#### TASK DETAILS:
Give only one thing: the number of lines that include the word "name".

#### EXTRACTED DATA:
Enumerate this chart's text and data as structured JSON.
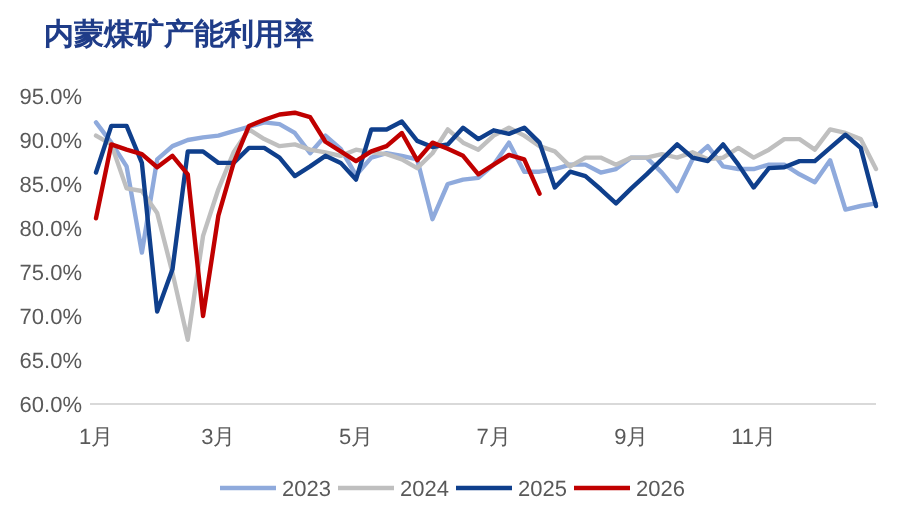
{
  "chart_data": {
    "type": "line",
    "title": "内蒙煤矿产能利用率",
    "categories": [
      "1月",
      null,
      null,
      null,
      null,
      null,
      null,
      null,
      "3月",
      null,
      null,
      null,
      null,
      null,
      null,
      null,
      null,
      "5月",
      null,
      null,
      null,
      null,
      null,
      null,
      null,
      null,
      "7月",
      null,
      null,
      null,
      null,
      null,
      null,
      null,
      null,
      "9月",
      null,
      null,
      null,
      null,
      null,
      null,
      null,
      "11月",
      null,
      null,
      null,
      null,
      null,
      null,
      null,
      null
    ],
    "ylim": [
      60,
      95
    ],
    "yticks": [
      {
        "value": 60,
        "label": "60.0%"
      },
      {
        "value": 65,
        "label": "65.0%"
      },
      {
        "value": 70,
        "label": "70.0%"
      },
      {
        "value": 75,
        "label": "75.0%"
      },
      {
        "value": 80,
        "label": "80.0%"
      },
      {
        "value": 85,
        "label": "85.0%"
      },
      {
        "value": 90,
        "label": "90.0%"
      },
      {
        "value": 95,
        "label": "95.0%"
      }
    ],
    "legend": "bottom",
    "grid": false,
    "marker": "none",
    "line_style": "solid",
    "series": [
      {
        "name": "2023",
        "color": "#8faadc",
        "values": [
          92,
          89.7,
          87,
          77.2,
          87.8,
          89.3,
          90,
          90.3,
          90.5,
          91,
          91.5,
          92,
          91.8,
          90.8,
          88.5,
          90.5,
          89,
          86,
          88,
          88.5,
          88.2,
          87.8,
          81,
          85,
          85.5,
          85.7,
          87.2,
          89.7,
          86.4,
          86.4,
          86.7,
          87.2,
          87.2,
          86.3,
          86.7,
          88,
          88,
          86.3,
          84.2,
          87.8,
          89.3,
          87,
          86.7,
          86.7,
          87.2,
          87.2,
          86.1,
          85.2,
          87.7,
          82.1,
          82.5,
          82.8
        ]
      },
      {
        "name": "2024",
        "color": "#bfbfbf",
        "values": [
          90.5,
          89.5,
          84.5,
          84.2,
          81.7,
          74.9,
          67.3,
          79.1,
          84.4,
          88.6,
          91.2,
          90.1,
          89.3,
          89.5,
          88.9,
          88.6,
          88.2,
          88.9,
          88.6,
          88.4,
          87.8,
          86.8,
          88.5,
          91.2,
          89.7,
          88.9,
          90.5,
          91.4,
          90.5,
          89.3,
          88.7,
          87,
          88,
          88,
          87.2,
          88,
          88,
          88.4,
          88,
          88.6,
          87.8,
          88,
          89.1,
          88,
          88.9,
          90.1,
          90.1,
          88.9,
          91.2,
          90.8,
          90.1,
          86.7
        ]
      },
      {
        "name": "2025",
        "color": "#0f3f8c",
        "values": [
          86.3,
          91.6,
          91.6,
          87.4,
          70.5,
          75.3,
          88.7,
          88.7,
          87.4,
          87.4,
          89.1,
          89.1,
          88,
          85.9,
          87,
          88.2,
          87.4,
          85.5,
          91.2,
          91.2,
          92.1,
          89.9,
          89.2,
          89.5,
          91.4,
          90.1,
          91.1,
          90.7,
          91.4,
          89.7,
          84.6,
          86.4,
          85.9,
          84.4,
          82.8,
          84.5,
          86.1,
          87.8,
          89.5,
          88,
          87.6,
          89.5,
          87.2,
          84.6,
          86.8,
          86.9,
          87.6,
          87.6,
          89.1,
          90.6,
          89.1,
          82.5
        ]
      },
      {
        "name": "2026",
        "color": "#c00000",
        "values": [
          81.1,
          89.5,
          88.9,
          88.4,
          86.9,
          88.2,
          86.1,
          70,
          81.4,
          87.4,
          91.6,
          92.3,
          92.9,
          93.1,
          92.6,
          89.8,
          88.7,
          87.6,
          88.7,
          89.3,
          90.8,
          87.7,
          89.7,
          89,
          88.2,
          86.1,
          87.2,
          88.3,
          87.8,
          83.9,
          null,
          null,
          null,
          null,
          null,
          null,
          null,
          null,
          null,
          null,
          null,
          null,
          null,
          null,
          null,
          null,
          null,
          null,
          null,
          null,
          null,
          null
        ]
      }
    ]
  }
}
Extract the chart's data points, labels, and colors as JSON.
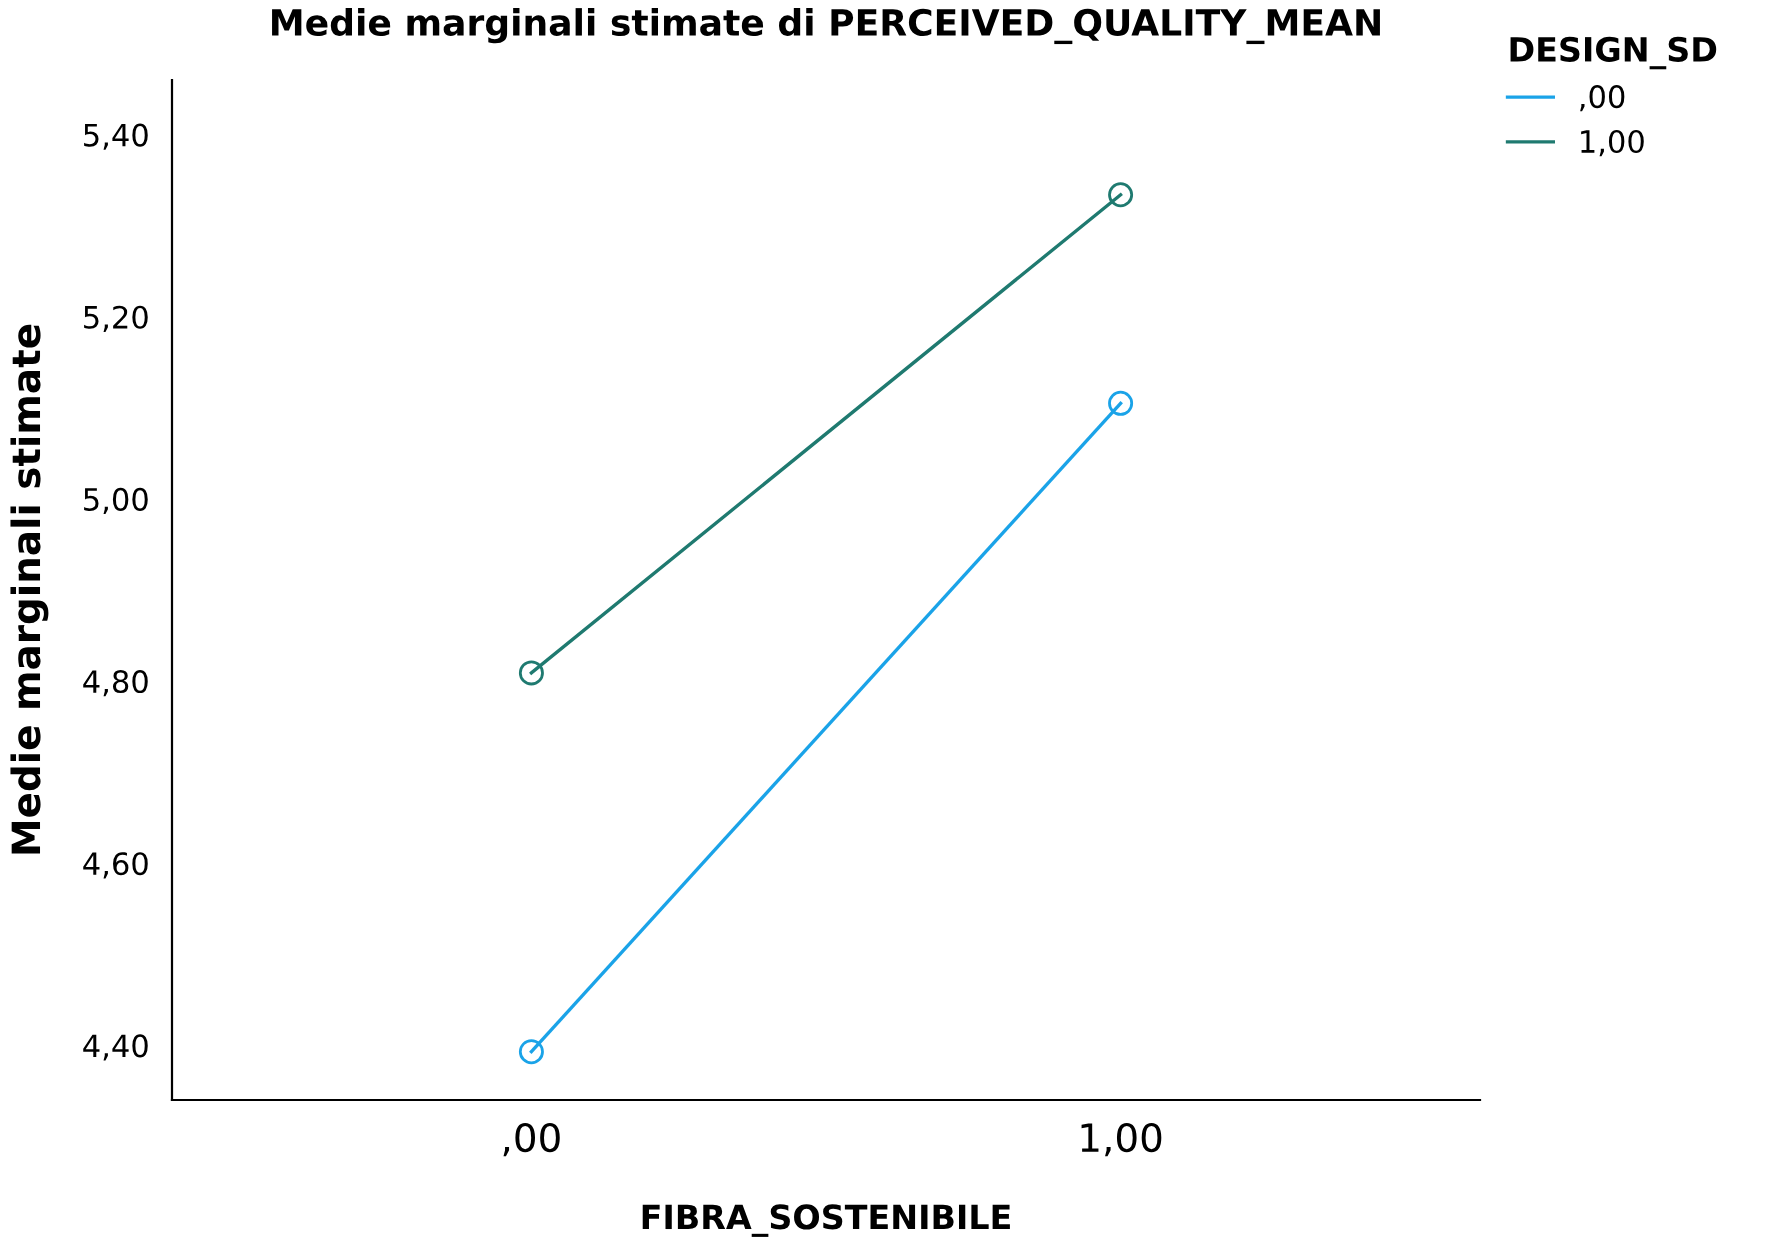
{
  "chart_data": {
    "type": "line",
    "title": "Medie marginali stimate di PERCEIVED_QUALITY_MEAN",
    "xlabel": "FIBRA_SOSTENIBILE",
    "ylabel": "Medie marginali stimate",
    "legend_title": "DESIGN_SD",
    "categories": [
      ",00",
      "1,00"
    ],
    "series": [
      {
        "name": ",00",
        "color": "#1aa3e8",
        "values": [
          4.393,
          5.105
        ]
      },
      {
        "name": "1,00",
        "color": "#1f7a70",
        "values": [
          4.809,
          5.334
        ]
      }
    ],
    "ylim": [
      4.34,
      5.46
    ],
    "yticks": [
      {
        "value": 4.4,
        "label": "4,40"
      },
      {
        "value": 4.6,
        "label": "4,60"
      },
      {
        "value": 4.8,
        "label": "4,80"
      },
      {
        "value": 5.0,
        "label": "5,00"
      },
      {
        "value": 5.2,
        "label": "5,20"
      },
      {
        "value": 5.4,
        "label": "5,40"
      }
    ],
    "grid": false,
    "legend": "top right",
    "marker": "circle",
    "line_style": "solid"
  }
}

#### COMPLETED TASK:
6